**Document text:**
However, higher operating costs and margin pressures impacted overall profitability.

The Company reported revenues of $585.03M, representing a 3% or $17.28M increase over the $567.75M recorded in Q1 2024. This growth was primarily driven by a significant increase in revenue contribution from a previously underperforming segment, reflecting the success of targeted expansion efforts. While revenue remains below prior peak levels, the Company continues to recalibrate and drive demand through expanded service offerings and strengthened client engagements.

Gross profit for the quarter stood at $301.67M, reflecting a 4% decline from $315.82M in Q1 2024. This decline resulted from higher direct costs associated with event execution, infrastructure upgrades, additional non-recurring costs incurred during the period, and increased labour costs related to service delivery. Consequently, the gross margin contracted to 51.56% from 55.63% in the prior year. The Company remains focused on managing costs effectively to support long-term profitability.

Operating expenses increased to $218.72M, up 7.5% from $206.35M in Q1 2024. This rise was attributed to planned administrative enhancements, a significant one-off expenditure for the Company’s 20th Anniversary celebration, higher personnel costs, increased security and fuel expenses, and a 51% increase in amortisation expenses to $11.36M due to renegotiated lease agreements and the addition of a new lease.

Operating profit stood at $87.48M, a 24% decline from $115.28M in Q1 2024. Increased finance costs, stemming from renegotiated lease agreements and new lease additions, also impacted results.

**Directive 1:** Format the entries from their first line through the line containing "cell[interactable] — [72, 183, 142, 201]", inclusive, as a JSON list of strings with one string per line, skipping any blank lines.

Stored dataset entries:
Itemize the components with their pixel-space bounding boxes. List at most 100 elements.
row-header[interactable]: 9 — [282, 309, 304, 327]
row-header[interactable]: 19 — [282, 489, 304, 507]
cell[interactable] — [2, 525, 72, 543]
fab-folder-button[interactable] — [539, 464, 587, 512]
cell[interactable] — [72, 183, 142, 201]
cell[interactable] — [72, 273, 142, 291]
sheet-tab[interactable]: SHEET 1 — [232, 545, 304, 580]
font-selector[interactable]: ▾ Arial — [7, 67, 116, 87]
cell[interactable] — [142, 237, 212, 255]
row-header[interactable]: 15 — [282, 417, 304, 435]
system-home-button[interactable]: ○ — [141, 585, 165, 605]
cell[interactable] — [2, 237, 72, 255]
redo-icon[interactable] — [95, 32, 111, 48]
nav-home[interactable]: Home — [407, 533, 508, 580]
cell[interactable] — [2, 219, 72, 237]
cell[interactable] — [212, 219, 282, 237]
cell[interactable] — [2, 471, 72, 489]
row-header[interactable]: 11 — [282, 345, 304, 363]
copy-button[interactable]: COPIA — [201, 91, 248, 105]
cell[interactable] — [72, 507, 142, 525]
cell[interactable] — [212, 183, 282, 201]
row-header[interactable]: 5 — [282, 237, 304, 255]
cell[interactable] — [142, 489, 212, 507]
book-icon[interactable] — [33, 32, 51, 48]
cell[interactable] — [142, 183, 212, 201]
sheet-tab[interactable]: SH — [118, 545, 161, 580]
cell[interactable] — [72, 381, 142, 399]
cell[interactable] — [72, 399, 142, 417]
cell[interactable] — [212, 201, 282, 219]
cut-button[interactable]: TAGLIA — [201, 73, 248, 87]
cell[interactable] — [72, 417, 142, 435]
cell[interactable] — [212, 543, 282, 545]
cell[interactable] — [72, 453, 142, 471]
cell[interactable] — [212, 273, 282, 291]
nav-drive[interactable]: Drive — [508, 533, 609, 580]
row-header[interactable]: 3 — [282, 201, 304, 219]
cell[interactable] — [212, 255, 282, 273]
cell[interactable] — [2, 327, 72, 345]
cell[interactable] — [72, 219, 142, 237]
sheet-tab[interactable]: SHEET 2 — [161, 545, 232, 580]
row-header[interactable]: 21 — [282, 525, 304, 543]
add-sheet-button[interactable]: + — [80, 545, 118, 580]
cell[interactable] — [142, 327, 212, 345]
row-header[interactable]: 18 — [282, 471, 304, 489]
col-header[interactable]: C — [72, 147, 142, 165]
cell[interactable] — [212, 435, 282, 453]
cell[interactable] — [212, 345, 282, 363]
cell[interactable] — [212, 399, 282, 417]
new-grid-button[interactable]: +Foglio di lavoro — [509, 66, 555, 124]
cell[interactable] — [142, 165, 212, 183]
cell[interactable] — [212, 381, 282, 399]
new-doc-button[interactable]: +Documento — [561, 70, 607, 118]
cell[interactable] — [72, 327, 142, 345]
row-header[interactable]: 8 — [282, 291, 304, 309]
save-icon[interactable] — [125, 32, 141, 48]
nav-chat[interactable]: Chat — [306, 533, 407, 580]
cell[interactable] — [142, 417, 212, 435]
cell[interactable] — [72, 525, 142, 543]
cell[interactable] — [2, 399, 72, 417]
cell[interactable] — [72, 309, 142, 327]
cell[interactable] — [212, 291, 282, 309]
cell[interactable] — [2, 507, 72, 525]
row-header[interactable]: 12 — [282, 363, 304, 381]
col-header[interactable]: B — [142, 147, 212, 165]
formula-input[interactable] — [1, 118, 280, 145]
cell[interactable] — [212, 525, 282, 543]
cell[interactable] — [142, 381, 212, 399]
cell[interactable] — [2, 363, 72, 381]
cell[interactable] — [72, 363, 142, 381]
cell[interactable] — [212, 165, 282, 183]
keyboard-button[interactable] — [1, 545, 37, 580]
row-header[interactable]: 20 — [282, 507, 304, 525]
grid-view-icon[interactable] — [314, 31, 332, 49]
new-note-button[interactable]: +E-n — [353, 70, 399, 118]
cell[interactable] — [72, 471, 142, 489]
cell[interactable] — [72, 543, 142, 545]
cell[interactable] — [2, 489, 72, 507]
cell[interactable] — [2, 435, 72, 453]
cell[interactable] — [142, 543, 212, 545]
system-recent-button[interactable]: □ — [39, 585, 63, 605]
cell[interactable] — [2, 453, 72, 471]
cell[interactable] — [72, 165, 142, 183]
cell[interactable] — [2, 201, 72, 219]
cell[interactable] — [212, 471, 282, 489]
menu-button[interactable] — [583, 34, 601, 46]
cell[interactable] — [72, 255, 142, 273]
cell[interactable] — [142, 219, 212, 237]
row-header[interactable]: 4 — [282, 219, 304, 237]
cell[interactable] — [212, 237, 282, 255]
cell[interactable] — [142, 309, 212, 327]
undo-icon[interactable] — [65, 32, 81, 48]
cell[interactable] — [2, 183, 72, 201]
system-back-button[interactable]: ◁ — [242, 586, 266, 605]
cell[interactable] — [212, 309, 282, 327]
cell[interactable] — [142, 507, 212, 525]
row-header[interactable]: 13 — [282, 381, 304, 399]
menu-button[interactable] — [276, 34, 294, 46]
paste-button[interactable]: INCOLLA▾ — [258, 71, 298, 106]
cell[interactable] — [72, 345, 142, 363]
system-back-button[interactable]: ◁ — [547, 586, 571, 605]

**Directive 2:** Retype the quarterly results text in full.

**Full output 1:**
[
  "Itemize the components with their pixel-space bounding boxes. List at most 100 elements.",
  "row-header[interactable]: 9 — [282, 309, 304, 327]",
  "row-header[interactable]: 19 — [282, 489, 304, 507]",
  "cell[interactable] — [2, 525, 72, 543]",
  "fab-folder-button[interactable] — [539, 464, 587, 512]",
  "cell[interactable] — [72, 183, 142, 201]"
]

**Full output 2:**
However, higher operating costs and margin pressures impacted overall profitability.

The Company reported revenues of $585.03M, representing a 3% or $17.28M increase over the $567.75M recorded in Q1 2024. This growth was primarily driven by a significant increase in revenue contribution from a previously underperforming segment, reflecting the success of targeted expansion efforts. While revenue remains below prior peak levels, the Company continues to recalibrate and drive demand through expanded service offerings and strengthened client engagements.

Gross profit for the quarter stood at $301.67M, reflecting a 4% decline from $315.82M in Q1 2024. This decline resulted from higher direct costs associated with event execution, infrastructure upgrades, additional non-recurring costs incurred during the period, and increased labour costs related to service delivery. Consequently, the gross margin contracted to 51.56% from 55.63% in the prior year. The Company remains focused on managing costs effectively to support long-term profitability.

Operating expenses increased to $218.72M, up 7.5% from $206.35M in Q1 2024. This rise was attributed to planned administrative enhancements, a significant one-off expenditure for the Company’s 20th Anniversary celebration, higher personnel costs, increased security and fuel expenses, and a 51% increase in amortisation expenses to $11.36M due to renegotiated lease agreements and the addition of a new lease.

Operating profit stood at $87.48M, a 24% decline from $115.28M in Q1 2024. Increased finance costs, stemming from renegotiated lease agreements and new lease additions, also impacted results.